** Exercise **
Pull out every line with the word "data".

+---+

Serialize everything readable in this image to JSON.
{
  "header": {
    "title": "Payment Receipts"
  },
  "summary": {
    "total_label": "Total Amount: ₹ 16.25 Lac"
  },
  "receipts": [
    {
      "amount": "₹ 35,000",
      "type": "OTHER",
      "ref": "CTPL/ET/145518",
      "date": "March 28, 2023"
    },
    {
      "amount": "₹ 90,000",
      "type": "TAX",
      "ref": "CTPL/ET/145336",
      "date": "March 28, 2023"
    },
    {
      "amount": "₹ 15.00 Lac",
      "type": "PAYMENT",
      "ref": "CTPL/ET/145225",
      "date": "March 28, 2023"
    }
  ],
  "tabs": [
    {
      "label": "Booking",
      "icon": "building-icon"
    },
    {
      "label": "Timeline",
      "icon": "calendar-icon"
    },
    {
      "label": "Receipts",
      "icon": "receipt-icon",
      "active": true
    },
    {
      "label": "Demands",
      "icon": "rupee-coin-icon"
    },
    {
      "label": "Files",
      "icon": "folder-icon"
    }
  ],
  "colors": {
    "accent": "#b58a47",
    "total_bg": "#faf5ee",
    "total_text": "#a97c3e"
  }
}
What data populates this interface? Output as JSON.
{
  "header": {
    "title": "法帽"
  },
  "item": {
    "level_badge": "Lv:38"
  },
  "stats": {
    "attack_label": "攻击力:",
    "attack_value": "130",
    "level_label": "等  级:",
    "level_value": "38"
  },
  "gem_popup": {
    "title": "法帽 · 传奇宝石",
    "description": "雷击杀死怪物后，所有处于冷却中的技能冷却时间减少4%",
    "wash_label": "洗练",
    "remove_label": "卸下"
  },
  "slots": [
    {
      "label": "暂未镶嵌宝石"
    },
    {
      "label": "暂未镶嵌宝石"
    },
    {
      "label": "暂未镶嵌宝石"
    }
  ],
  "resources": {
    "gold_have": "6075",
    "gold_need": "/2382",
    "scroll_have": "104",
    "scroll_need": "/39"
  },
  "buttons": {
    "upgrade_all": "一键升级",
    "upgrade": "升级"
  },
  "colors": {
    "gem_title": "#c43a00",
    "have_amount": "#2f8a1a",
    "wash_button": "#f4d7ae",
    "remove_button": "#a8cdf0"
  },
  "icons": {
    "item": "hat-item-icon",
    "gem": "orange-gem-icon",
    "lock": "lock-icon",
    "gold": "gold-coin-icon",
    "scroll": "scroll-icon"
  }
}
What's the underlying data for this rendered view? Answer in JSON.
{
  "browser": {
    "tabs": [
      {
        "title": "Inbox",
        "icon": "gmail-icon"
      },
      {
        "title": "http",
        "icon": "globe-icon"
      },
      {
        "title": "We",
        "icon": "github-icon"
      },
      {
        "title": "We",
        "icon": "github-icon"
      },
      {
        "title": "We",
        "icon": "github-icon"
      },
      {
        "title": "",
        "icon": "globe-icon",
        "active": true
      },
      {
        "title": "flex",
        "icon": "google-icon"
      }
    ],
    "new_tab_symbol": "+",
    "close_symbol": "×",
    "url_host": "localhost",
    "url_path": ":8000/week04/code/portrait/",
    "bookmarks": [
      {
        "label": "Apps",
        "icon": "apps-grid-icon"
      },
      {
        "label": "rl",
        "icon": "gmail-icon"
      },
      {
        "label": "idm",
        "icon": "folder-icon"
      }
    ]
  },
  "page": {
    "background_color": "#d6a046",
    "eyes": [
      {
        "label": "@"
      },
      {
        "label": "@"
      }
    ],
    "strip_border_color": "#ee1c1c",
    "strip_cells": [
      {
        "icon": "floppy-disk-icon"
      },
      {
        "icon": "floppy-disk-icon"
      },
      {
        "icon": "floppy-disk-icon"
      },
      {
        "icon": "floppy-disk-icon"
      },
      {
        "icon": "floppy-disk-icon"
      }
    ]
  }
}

+---+

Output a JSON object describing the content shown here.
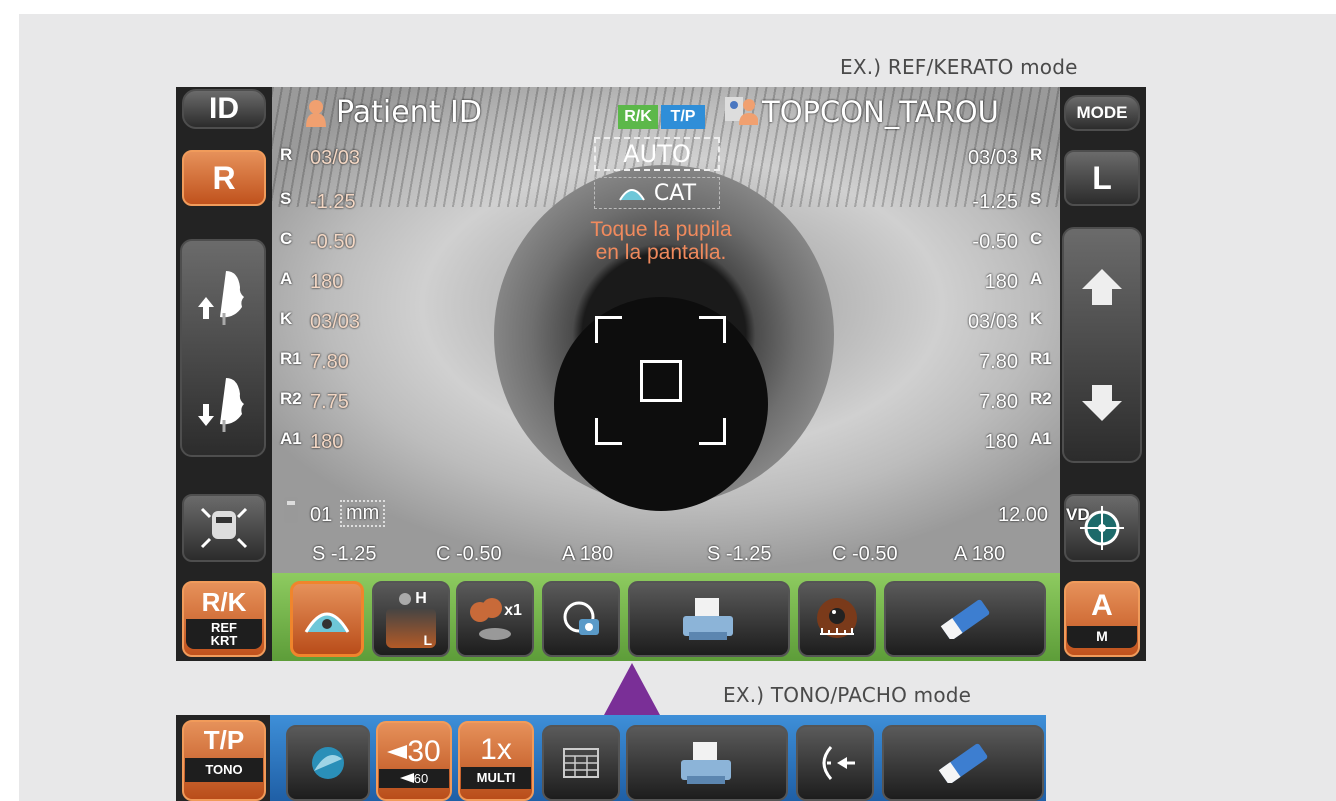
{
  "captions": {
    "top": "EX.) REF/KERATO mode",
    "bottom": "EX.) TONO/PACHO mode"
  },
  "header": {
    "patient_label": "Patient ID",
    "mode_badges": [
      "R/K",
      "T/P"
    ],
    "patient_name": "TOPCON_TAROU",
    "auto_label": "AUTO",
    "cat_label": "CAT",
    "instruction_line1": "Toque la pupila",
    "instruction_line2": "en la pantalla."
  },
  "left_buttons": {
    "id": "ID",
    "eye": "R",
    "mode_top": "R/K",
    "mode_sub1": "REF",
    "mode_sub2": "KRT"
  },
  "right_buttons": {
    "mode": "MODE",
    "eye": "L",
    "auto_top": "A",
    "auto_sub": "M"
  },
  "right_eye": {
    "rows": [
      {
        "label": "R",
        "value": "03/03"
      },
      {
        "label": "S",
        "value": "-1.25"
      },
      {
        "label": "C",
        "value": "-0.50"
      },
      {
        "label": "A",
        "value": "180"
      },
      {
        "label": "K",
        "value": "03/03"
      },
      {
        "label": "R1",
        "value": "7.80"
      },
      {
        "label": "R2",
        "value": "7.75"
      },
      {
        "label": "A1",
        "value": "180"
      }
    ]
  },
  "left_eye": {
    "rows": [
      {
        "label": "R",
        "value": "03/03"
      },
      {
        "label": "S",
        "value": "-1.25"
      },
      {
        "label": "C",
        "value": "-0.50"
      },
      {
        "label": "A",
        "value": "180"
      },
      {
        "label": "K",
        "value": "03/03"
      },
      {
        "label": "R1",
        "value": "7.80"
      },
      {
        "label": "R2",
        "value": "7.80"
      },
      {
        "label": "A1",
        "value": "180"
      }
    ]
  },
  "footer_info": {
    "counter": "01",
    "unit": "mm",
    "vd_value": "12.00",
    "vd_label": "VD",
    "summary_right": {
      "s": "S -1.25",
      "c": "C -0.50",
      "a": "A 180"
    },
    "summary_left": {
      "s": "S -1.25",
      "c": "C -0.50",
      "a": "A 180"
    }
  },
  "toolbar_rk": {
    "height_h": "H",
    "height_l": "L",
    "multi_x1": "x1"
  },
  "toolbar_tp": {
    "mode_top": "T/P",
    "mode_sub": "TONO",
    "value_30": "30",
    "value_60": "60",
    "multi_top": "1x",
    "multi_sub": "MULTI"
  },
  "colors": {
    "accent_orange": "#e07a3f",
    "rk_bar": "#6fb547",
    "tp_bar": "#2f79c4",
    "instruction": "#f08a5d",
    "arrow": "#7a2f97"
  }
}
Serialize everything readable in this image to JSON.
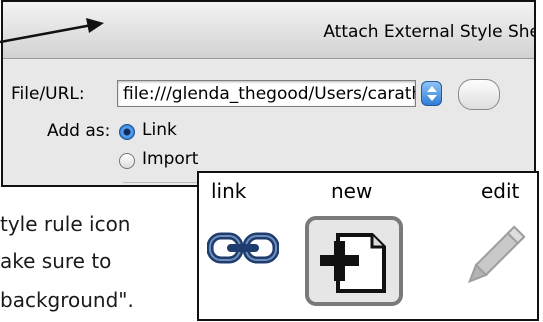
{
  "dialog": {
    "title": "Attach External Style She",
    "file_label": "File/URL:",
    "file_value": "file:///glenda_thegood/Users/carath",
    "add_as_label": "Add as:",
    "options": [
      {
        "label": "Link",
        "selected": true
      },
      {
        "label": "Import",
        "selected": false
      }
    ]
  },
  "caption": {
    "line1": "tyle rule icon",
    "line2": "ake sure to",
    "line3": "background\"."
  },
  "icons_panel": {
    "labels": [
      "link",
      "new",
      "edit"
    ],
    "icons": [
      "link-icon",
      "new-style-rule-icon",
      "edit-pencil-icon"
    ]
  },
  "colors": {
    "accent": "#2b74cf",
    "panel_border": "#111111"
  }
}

+---+

** Result of the task **
What data populates this interface? Output as JSON.
What's the underlying data for this rendered view? Answer in JSON.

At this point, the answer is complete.